(AIM OF THE EXERCISE) Identify all lines below that hold "github" and collect them.
-------- RECORD EXTRACTS
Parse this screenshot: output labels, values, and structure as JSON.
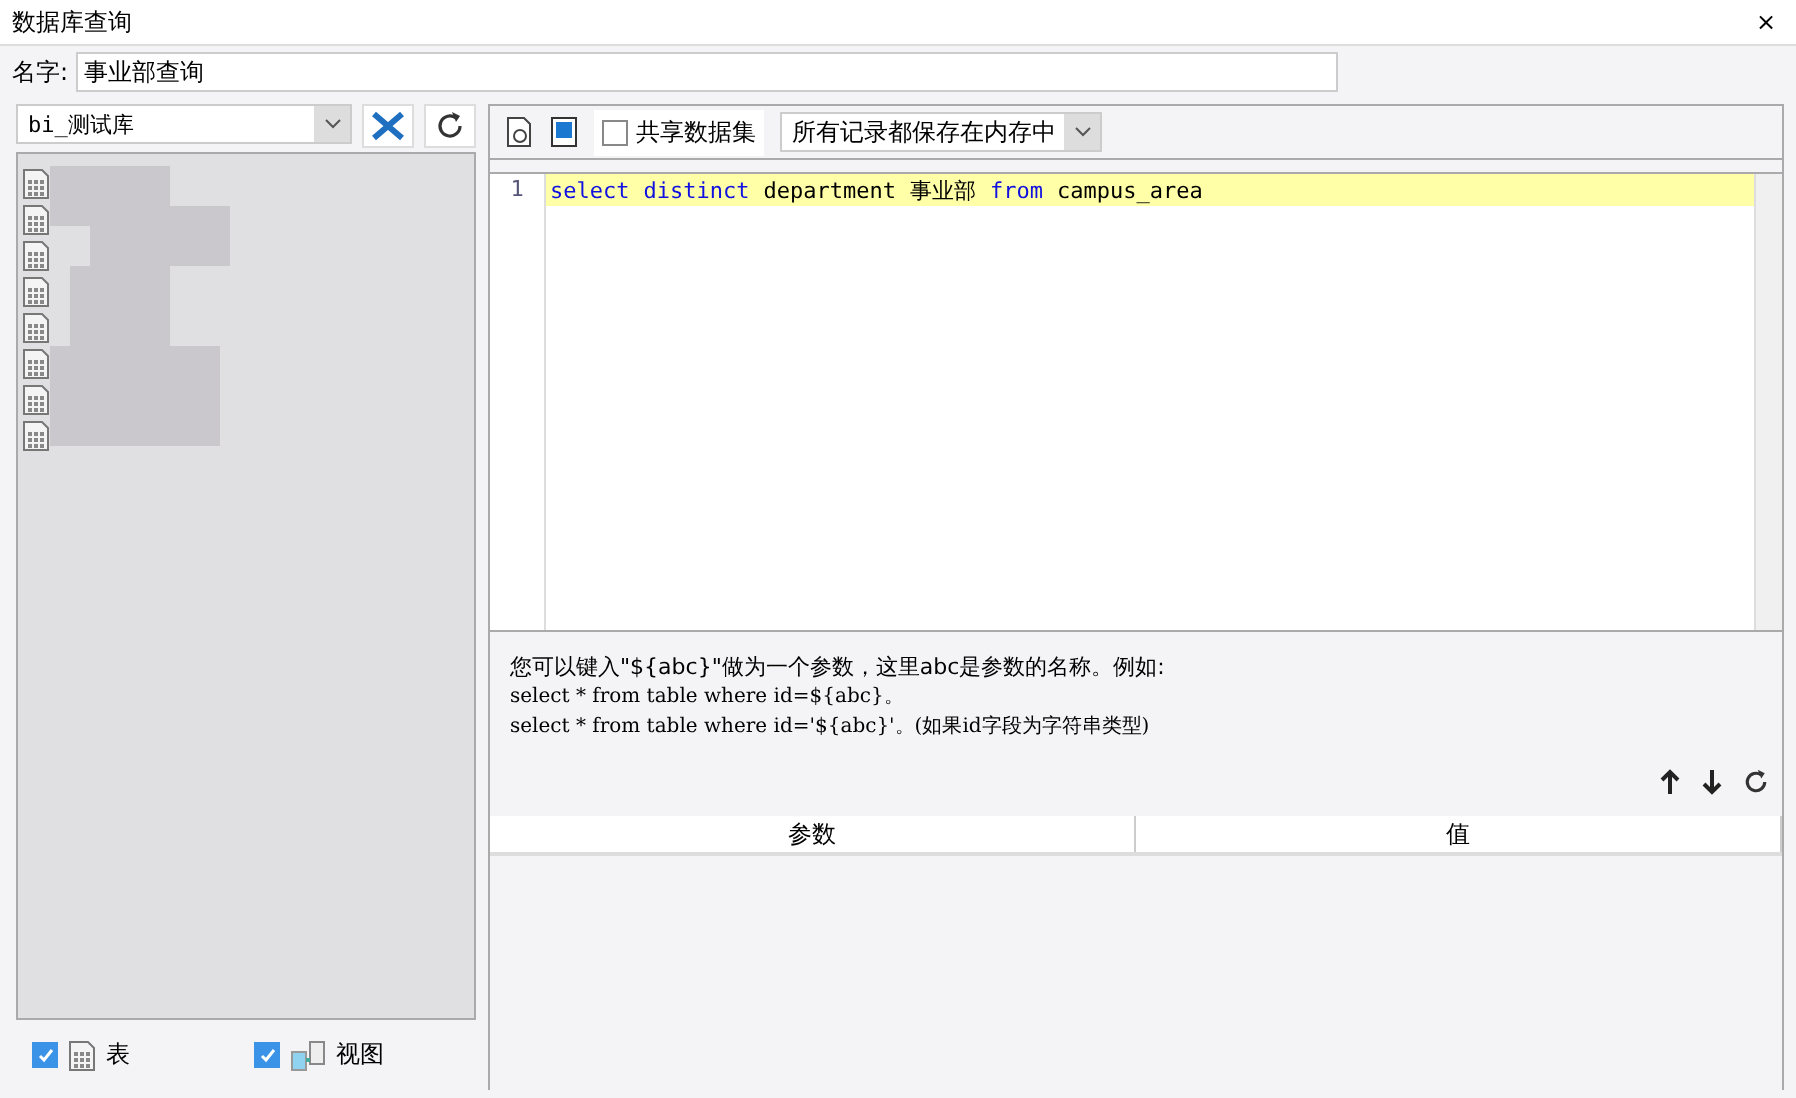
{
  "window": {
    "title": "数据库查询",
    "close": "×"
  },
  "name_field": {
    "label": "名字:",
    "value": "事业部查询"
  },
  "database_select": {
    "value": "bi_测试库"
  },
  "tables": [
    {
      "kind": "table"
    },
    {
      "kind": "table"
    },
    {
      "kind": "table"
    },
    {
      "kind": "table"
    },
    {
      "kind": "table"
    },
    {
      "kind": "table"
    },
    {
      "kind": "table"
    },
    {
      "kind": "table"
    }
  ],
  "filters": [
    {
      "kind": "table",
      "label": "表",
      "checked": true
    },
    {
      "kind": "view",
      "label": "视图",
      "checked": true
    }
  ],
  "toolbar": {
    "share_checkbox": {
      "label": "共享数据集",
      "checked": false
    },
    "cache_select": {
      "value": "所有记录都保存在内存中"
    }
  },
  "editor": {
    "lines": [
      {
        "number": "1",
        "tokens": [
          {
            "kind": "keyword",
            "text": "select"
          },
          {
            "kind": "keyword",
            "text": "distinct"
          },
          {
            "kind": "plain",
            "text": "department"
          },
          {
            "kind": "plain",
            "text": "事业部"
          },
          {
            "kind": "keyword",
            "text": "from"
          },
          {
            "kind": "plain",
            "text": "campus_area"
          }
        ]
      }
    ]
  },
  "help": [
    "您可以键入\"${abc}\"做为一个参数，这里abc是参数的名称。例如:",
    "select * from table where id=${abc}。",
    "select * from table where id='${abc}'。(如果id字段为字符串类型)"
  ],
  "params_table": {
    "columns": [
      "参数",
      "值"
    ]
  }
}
----------------
-------- RECORD EXTRACTS
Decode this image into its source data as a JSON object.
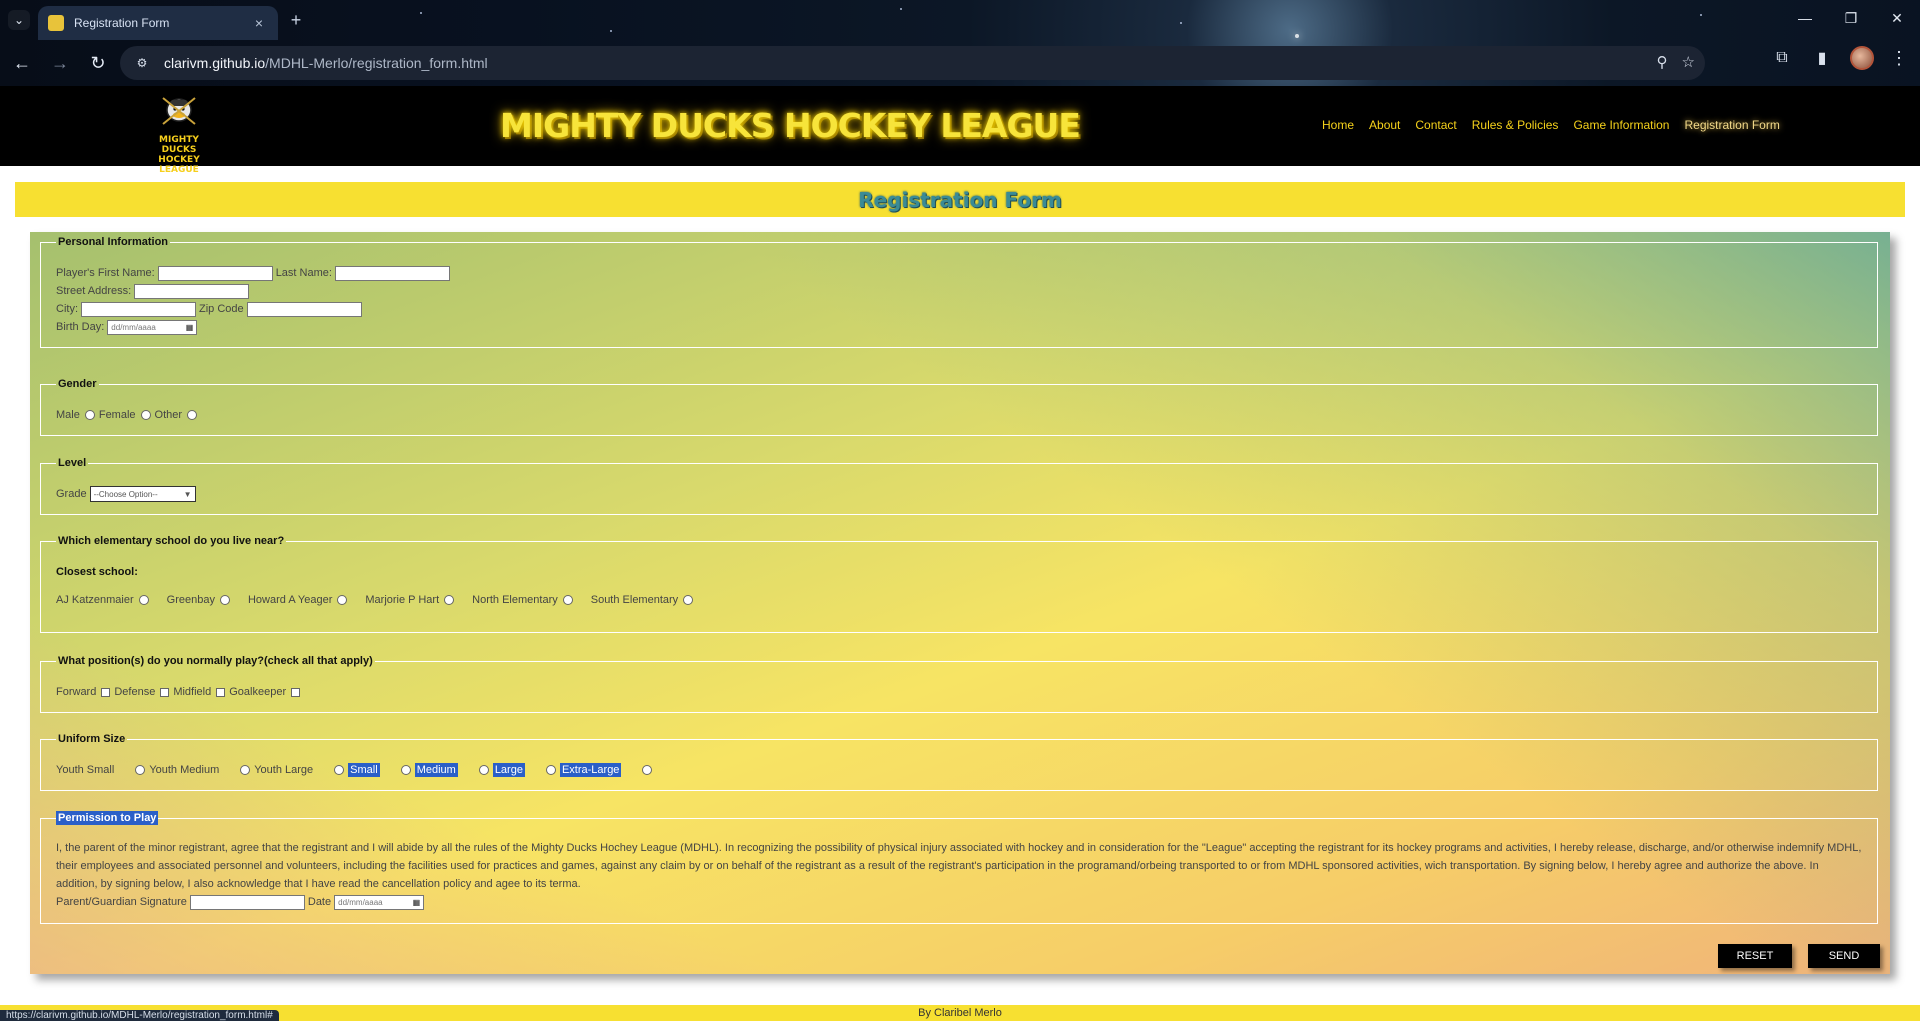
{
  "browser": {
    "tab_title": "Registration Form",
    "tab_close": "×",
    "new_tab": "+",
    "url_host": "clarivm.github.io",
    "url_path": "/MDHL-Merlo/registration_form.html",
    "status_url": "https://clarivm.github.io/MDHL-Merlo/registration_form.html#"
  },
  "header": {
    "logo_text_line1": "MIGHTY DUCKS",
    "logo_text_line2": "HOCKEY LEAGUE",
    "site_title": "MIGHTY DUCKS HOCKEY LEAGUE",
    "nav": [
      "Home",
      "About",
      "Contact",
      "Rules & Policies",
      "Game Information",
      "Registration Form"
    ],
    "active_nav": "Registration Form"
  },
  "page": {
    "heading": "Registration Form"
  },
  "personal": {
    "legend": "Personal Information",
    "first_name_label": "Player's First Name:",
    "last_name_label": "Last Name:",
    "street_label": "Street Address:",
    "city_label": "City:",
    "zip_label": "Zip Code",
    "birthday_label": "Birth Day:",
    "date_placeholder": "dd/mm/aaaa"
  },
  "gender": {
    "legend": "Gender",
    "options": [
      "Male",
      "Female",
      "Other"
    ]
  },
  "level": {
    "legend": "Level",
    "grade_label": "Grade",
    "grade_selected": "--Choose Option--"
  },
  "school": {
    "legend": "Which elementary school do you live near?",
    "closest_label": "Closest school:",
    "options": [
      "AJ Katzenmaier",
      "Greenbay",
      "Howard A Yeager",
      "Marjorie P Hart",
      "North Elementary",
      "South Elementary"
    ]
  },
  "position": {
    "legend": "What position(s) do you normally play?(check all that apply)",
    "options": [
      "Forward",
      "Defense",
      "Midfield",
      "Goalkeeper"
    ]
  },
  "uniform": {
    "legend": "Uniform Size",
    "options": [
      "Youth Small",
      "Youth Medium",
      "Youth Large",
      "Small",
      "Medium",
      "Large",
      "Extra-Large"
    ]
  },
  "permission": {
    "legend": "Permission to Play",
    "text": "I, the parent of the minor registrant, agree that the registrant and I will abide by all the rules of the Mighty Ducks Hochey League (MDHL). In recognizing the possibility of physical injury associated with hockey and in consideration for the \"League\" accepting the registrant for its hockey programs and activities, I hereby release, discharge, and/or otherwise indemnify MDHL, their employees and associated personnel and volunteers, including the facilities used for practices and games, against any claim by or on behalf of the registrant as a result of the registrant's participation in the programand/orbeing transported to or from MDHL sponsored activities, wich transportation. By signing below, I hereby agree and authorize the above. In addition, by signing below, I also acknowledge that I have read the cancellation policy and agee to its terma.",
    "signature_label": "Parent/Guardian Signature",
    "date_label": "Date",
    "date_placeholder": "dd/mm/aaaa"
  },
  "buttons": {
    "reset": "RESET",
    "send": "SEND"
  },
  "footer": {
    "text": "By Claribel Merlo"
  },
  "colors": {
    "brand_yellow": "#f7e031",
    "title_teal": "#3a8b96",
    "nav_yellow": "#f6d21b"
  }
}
----------------
(COMPLETED EXERCISE)
    "url_host": "clarivm.github.io",
    "status_url": "https://clarivm.github.io/MDHL-Merlo/registration_form.html#"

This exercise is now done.